● **Instructions for the task**:
Give the entries back exactly, dropping each image.

##### Records for processing #####

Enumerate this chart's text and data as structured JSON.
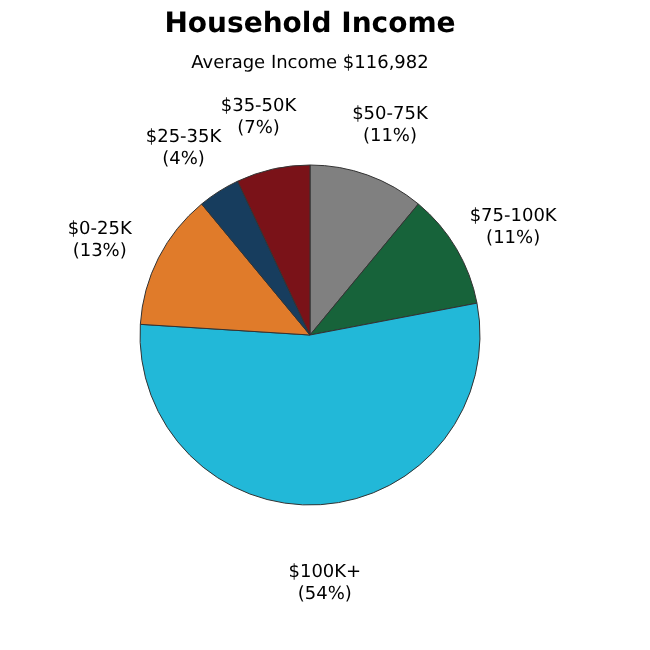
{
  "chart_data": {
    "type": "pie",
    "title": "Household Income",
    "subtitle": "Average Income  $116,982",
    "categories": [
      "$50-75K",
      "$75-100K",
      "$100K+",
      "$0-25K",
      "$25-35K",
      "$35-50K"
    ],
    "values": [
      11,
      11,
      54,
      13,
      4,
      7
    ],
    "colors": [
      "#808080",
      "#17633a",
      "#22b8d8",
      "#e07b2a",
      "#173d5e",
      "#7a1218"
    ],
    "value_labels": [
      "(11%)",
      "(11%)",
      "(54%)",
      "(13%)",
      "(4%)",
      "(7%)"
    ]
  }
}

#####

● **The response**:
Enumerate this chart's text and data as structured JSON.
{
  "chart_data": {
    "type": "pie",
    "title": "Household Income",
    "subtitle": "Average Income  $116,982",
    "categories": [
      "$50-75K",
      "$75-100K",
      "$100K+",
      "$0-25K",
      "$25-35K",
      "$35-50K"
    ],
    "values": [
      11,
      11,
      54,
      13,
      4,
      7
    ],
    "colors": [
      "#808080",
      "#17633a",
      "#22b8d8",
      "#e07b2a",
      "#173d5e",
      "#7a1218"
    ],
    "value_labels": [
      "(11%)",
      "(11%)",
      "(54%)",
      "(13%)",
      "(4%)",
      "(7%)"
    ]
  }
}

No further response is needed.